INSTRUCTIONS FOR THE TASK. Extract each line containing the string "Podešavanje".

RECORD EXCERPTS.
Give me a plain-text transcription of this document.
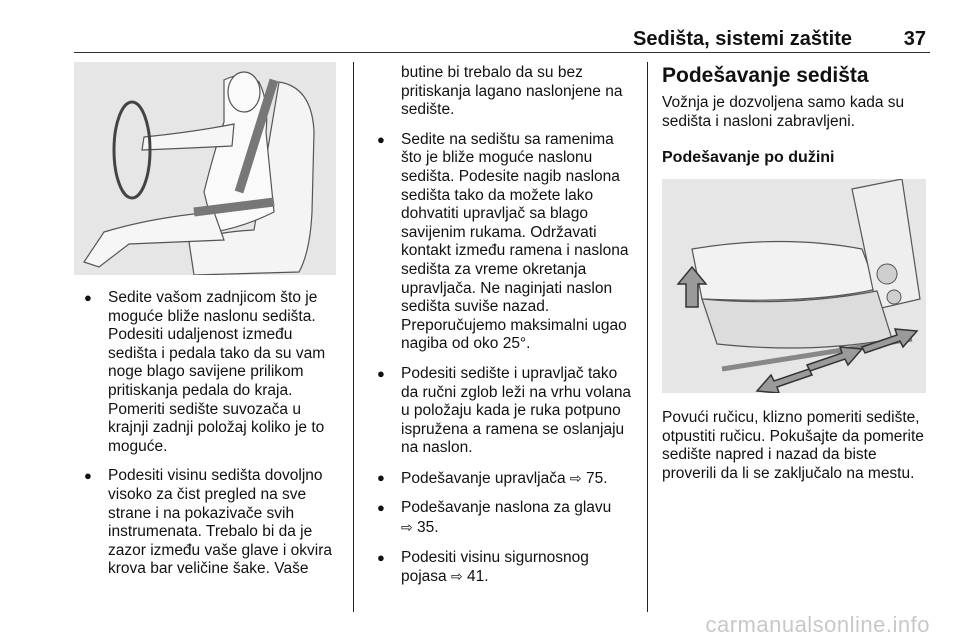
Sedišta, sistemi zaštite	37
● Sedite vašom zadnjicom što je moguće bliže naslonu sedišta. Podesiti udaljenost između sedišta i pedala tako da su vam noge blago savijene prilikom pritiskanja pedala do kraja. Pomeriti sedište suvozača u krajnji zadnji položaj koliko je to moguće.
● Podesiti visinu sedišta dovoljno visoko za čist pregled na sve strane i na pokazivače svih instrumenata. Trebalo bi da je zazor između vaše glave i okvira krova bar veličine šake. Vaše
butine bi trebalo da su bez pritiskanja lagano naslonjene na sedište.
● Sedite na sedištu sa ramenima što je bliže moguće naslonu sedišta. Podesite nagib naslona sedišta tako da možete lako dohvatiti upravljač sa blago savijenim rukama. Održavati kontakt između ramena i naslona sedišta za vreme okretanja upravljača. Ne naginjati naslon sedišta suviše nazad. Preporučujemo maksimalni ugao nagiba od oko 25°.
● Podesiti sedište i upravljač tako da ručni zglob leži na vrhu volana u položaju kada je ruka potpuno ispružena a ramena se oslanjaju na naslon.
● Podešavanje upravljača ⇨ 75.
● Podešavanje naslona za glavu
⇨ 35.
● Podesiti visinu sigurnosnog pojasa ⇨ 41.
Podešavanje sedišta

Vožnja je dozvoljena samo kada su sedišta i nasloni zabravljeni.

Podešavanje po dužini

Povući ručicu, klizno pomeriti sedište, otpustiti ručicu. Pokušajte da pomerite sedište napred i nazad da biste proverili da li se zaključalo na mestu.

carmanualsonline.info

---

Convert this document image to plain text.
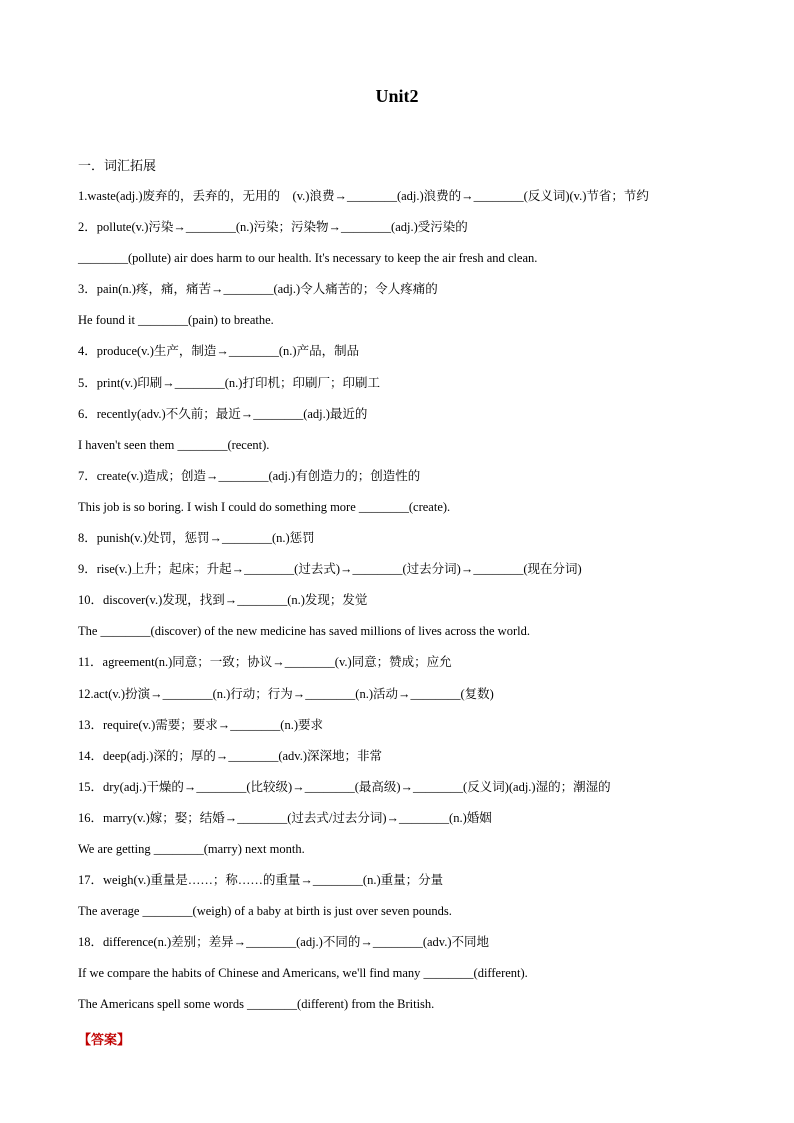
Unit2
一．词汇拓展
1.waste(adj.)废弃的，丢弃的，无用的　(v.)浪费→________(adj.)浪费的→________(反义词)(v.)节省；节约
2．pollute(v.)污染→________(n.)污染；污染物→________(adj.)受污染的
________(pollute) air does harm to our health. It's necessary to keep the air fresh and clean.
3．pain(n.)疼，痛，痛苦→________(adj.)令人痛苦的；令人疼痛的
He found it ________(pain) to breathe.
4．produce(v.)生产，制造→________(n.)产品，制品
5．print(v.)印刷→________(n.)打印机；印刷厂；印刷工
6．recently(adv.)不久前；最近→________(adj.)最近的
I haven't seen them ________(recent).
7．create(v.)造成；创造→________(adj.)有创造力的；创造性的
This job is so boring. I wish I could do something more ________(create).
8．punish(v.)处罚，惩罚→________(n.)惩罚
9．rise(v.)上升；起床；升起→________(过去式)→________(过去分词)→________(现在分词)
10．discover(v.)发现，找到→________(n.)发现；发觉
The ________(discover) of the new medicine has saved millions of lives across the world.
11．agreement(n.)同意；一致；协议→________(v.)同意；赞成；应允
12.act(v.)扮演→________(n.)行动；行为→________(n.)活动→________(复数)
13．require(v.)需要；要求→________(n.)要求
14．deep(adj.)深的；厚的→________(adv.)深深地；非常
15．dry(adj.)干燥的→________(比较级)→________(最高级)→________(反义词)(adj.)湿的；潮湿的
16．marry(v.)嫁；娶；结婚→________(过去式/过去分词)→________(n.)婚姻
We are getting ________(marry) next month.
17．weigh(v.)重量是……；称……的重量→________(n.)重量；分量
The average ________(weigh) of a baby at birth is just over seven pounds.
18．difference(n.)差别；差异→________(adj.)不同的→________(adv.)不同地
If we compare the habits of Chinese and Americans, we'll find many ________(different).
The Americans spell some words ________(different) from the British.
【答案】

* * *

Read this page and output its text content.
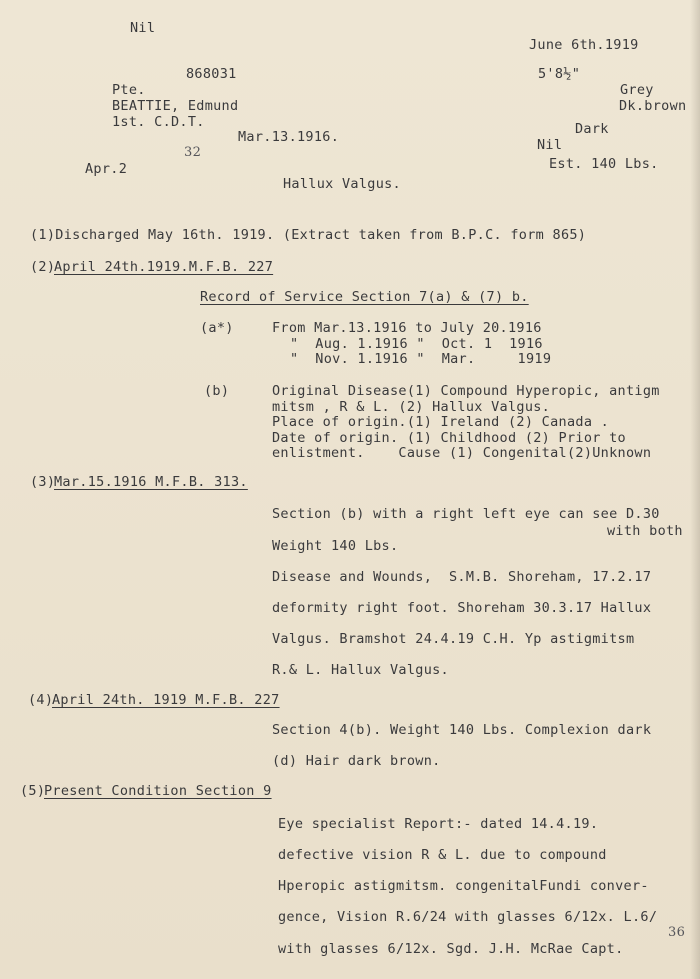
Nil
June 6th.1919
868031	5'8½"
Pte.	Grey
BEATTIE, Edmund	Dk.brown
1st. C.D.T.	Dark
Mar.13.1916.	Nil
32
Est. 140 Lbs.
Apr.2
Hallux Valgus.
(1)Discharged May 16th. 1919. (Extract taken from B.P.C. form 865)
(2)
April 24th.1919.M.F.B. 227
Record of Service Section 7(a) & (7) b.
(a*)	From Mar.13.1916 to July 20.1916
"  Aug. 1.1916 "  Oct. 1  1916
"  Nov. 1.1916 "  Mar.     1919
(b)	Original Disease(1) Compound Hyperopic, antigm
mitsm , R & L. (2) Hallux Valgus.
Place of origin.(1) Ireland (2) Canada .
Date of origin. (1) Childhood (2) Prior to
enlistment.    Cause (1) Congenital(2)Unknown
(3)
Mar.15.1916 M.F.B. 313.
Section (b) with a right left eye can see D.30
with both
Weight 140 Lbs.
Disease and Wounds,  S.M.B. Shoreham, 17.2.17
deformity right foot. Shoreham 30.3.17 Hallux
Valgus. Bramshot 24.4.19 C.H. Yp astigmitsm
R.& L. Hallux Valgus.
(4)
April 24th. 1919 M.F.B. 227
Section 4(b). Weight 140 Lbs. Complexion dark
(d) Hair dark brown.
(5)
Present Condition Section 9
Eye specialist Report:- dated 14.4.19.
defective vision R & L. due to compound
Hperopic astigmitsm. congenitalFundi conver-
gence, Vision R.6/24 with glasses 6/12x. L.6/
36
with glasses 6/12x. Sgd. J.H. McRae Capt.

EXERCISE RESPONSE.
● Podešavanje upravljača ⇨ 75.
● Podešavanje naslona za glavu
Podešavanje sedišta
Podešavanje po dužini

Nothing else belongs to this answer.